__EXERCISE__:
Transcribe the records in full, keeping every character as it is.

Rows from a dataset:

════════

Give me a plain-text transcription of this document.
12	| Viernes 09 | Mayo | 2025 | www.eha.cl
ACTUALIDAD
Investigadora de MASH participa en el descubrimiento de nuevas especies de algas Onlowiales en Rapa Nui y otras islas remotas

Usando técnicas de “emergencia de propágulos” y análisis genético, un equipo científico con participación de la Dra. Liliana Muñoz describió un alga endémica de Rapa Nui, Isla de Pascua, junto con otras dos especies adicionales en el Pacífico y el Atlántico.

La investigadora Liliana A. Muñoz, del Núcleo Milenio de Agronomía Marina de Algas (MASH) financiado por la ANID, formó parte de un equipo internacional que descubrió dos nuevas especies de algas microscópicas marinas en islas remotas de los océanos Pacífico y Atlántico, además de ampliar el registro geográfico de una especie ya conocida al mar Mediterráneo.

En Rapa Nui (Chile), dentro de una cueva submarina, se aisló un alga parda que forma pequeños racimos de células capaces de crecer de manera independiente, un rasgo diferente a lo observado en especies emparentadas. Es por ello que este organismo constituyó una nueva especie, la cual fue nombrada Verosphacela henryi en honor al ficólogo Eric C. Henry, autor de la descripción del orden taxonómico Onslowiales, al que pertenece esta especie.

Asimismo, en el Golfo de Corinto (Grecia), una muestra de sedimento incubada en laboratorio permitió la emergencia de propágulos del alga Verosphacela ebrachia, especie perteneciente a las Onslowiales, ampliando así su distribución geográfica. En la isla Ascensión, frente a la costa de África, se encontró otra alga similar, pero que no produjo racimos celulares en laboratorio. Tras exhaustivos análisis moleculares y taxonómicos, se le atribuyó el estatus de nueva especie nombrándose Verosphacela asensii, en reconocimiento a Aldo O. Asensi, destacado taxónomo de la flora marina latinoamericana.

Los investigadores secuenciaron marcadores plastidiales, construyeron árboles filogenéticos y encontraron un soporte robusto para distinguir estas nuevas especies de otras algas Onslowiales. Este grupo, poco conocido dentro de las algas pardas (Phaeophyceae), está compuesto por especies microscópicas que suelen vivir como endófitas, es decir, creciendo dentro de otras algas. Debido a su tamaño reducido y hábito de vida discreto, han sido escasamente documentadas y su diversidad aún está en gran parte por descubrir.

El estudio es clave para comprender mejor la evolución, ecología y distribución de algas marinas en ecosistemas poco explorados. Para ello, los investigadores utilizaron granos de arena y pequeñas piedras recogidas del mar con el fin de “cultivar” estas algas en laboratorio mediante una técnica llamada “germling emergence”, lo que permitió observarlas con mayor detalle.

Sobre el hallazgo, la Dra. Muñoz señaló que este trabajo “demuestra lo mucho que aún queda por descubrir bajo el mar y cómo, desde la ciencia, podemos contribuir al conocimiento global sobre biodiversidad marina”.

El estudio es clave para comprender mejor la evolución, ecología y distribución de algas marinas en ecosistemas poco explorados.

════════

__COMPLETE ANSWER__:
Give me a plain-text transcription of this document.
12	| Viernes 09 | Mayo | 2025 | www.eha.cl
ACTUALIDAD
Investigadora de MASH participa en el descubrimiento de nuevas especies de algas Onlowiales en Rapa Nui y otras islas remotas

Usando técnicas de “emergencia de propágulos” y análisis genético, un equipo científico con participación de la Dra. Liliana Muñoz describió un alga endémica de Rapa Nui, Isla de Pascua, junto con otras dos especies adicionales en el Pacífico y el Atlántico.

La investigadora Liliana A. Muñoz, del Núcleo Milenio de Agronomía Marina de Algas (MASH) financiado por la ANID, formó parte de un equipo internacional que descubrió dos nuevas especies de algas microscópicas marinas en islas remotas de los océanos Pacífico y Atlántico, además de ampliar el registro geográfico de una especie ya conocida al mar Mediterráneo.

En Rapa Nui (Chile), dentro de una cueva submarina, se aisló un alga parda que forma pequeños racimos de células capaces de crecer de manera independiente, un rasgo diferente a lo observado en especies emparentadas. Es por ello que este organismo constituyó una nueva especie, la cual fue nombrada Verosphacela henryi en honor al ficólogo Eric C. Henry, autor de la descripción del orden taxonómico Onslowiales, al que pertenece esta especie.

Asimismo, en el Golfo de Corinto (Grecia), una muestra de sedimento incubada en laboratorio permitió la emergencia de propágulos del alga Verosphacela ebrachia, especie perteneciente a las Onslowiales, ampliando así su distribución geográfica. En la isla Ascensión, frente a la costa de África, se encontró otra alga similar, pero que no produjo racimos celulares en laboratorio. Tras exhaustivos análisis moleculares y taxonómicos, se le atribuyó el estatus de nueva especie nombrándose Verosphacela asensii, en reconocimiento a Aldo O. Asensi, destacado taxónomo de la flora marina latinoamericana.

Los investigadores secuenciaron marcadores plastidiales, construyeron árboles filogenéticos y encontraron un soporte robusto para distinguir estas nuevas especies de otras algas Onslowiales. Este grupo, poco conocido dentro de las algas pardas (Phaeophyceae), está compuesto por especies microscópicas que suelen vivir como endófitas, es decir, creciendo dentro de otras algas. Debido a su tamaño reducido y hábito de vida discreto, han sido escasamente documentadas y su diversidad aún está en gran parte por descubrir.

El estudio es clave para comprender mejor la evolución, ecología y distribución de algas marinas en ecosistemas poco explorados. Para ello, los investigadores utilizaron granos de arena y pequeñas piedras recogidas del mar con el fin de “cultivar” estas algas en laboratorio mediante una técnica llamada “germling emergence”, lo que permitió observarlas con mayor detalle.

Sobre el hallazgo, la Dra. Muñoz señaló que este trabajo “demuestra lo mucho que aún queda por descubrir bajo el mar y cómo, desde la ciencia, podemos contribuir al conocimiento global sobre biodiversidad marina”.

El estudio es clave para comprender mejor la evolución, ecología y distribución de algas marinas en ecosistemas poco explorados.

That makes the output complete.